Copy the following material line for line without changing anything.
══════
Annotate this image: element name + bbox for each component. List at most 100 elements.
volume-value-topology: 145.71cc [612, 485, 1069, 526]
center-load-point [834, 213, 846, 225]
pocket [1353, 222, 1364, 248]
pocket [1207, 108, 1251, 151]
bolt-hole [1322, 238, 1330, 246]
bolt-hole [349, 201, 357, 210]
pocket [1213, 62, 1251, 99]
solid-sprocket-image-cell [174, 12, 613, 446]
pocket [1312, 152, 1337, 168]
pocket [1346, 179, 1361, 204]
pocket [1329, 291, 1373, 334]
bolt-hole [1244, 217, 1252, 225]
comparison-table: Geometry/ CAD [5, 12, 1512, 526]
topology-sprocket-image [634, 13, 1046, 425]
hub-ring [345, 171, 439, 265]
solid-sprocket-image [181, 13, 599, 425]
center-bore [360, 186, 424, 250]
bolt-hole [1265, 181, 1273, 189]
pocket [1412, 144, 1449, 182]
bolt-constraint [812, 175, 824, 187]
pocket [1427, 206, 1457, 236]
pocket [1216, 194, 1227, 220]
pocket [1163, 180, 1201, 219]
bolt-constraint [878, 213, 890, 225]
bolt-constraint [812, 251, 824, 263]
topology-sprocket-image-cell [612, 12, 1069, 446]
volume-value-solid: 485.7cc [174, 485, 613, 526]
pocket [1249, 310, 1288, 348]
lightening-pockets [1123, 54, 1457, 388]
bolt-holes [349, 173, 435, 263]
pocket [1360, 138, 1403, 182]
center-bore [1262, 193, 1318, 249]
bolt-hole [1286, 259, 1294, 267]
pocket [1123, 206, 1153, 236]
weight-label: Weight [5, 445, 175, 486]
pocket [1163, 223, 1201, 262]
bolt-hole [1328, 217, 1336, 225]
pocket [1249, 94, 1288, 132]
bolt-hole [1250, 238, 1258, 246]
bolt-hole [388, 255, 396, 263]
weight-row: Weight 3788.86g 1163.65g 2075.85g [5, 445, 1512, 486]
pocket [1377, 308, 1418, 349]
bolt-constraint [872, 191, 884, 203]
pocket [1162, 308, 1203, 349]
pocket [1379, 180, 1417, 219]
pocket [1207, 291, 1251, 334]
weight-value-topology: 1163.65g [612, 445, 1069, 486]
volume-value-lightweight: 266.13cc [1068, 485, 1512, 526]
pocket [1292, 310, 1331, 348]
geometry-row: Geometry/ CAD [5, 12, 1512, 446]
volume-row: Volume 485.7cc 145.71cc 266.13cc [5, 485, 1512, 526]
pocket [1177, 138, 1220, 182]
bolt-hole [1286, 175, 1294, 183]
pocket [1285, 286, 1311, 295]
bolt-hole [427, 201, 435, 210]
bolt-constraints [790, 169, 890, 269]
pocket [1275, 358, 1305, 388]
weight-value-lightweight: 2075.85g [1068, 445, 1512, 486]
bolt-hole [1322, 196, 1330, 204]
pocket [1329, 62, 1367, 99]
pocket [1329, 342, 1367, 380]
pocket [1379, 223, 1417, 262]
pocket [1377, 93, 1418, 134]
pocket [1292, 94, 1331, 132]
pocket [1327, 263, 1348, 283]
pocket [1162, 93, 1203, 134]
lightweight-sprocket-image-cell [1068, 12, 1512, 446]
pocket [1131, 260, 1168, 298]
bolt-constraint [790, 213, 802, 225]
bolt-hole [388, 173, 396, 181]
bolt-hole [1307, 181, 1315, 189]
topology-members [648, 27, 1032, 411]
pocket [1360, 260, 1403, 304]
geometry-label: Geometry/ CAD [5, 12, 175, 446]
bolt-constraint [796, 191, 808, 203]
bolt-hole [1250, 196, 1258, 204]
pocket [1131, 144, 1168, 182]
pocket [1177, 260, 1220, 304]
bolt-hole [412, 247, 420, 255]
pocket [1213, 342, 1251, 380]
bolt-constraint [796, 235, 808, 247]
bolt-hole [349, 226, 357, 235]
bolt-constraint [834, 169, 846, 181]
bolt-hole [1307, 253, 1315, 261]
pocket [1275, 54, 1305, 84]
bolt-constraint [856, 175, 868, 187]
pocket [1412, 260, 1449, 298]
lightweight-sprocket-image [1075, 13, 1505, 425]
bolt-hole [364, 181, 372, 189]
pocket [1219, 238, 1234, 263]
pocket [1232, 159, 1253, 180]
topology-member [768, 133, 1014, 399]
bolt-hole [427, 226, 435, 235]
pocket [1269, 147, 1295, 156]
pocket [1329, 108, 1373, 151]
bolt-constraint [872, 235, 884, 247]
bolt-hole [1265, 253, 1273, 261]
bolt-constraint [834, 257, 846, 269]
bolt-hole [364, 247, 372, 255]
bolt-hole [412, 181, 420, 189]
══════
§ **The answer**
Annotate this image: element name + bbox for each component. List at most 100 elements.
volume-value-topology: 145.71cc [612, 485, 1069, 526]
center-load-point [834, 213, 846, 225]
pocket [1353, 222, 1364, 248]
pocket [1207, 108, 1251, 151]
bolt-hole [1322, 238, 1330, 246]
bolt-hole [349, 201, 357, 210]
pocket [1213, 62, 1251, 99]
solid-sprocket-image-cell [174, 12, 613, 446]
pocket [1312, 152, 1337, 168]
pocket [1346, 179, 1361, 204]
pocket [1329, 291, 1373, 334]
bolt-hole [1244, 217, 1252, 225]
comparison-table: Geometry/ CAD [5, 12, 1512, 526]
topology-sprocket-image [634, 13, 1046, 425]
hub-ring [345, 171, 439, 265]
solid-sprocket-image [181, 13, 599, 425]
center-bore [360, 186, 424, 250]
bolt-hole [1265, 181, 1273, 189]
pocket [1412, 144, 1449, 182]
bolt-constraint [812, 175, 824, 187]
pocket [1427, 206, 1457, 236]
pocket [1216, 194, 1227, 220]
pocket [1163, 180, 1201, 219]
bolt-constraint [878, 213, 890, 225]
bolt-constraint [812, 251, 824, 263]
topology-sprocket-image-cell [612, 12, 1069, 446]
volume-value-solid: 485.7cc [174, 485, 613, 526]
pocket [1249, 310, 1288, 348]
lightening-pockets [1123, 54, 1457, 388]
bolt-holes [349, 173, 435, 263]
pocket [1360, 138, 1403, 182]
center-bore [1262, 193, 1318, 249]
bolt-hole [1286, 259, 1294, 267]
pocket [1123, 206, 1153, 236]
weight-label: Weight [5, 445, 175, 486]
pocket [1163, 223, 1201, 262]
bolt-hole [1328, 217, 1336, 225]
pocket [1249, 94, 1288, 132]
bolt-hole [1250, 238, 1258, 246]
bolt-hole [388, 255, 396, 263]
weight-row: Weight 3788.86g 1163.65g 2075.85g [5, 445, 1512, 486]
pocket [1377, 308, 1418, 349]
bolt-constraint [872, 191, 884, 203]
pocket [1162, 308, 1203, 349]
pocket [1379, 180, 1417, 219]
pocket [1207, 291, 1251, 334]
weight-value-topology: 1163.65g [612, 445, 1069, 486]
volume-value-lightweight: 266.13cc [1068, 485, 1512, 526]
pocket [1292, 310, 1331, 348]
geometry-row: Geometry/ CAD [5, 12, 1512, 446]
volume-row: Volume 485.7cc 145.71cc 266.13cc [5, 485, 1512, 526]
pocket [1177, 138, 1220, 182]
bolt-hole [1286, 175, 1294, 183]
pocket [1285, 286, 1311, 295]
bolt-hole [427, 201, 435, 210]
bolt-constraints [790, 169, 890, 269]
pocket [1275, 358, 1305, 388]
weight-value-lightweight: 2075.85g [1068, 445, 1512, 486]
bolt-hole [1322, 196, 1330, 204]
pocket [1329, 62, 1367, 99]
pocket [1329, 342, 1367, 380]
pocket [1379, 223, 1417, 262]
pocket [1377, 93, 1418, 134]
pocket [1292, 94, 1331, 132]
pocket [1327, 263, 1348, 283]
pocket [1162, 93, 1203, 134]
lightweight-sprocket-image-cell [1068, 12, 1512, 446]
pocket [1131, 260, 1168, 298]
bolt-constraint [790, 213, 802, 225]
bolt-hole [388, 173, 396, 181]
bolt-hole [1307, 181, 1315, 189]
topology-members [648, 27, 1032, 411]
pocket [1360, 260, 1403, 304]
geometry-label: Geometry/ CAD [5, 12, 175, 446]
bolt-constraint [796, 191, 808, 203]
bolt-hole [1250, 196, 1258, 204]
pocket [1131, 144, 1168, 182]
pocket [1177, 260, 1220, 304]
bolt-hole [412, 247, 420, 255]
pocket [1213, 342, 1251, 380]
bolt-constraint [796, 235, 808, 247]
bolt-hole [349, 226, 357, 235]
bolt-constraint [834, 169, 846, 181]
bolt-hole [1307, 253, 1315, 261]
pocket [1275, 54, 1305, 84]
bolt-constraint [856, 175, 868, 187]
pocket [1412, 260, 1449, 298]
lightweight-sprocket-image [1075, 13, 1505, 425]
bolt-hole [364, 181, 372, 189]
pocket [1219, 238, 1234, 263]
pocket [1232, 159, 1253, 180]
topology-member [768, 133, 1014, 399]
bolt-hole [427, 226, 435, 235]
pocket [1269, 147, 1295, 156]
pocket [1329, 108, 1373, 151]
bolt-constraint [872, 235, 884, 247]
bolt-hole [1265, 253, 1273, 261]
bolt-constraint [834, 257, 846, 269]
bolt-hole [364, 247, 372, 255]
bolt-hole [412, 181, 420, 189]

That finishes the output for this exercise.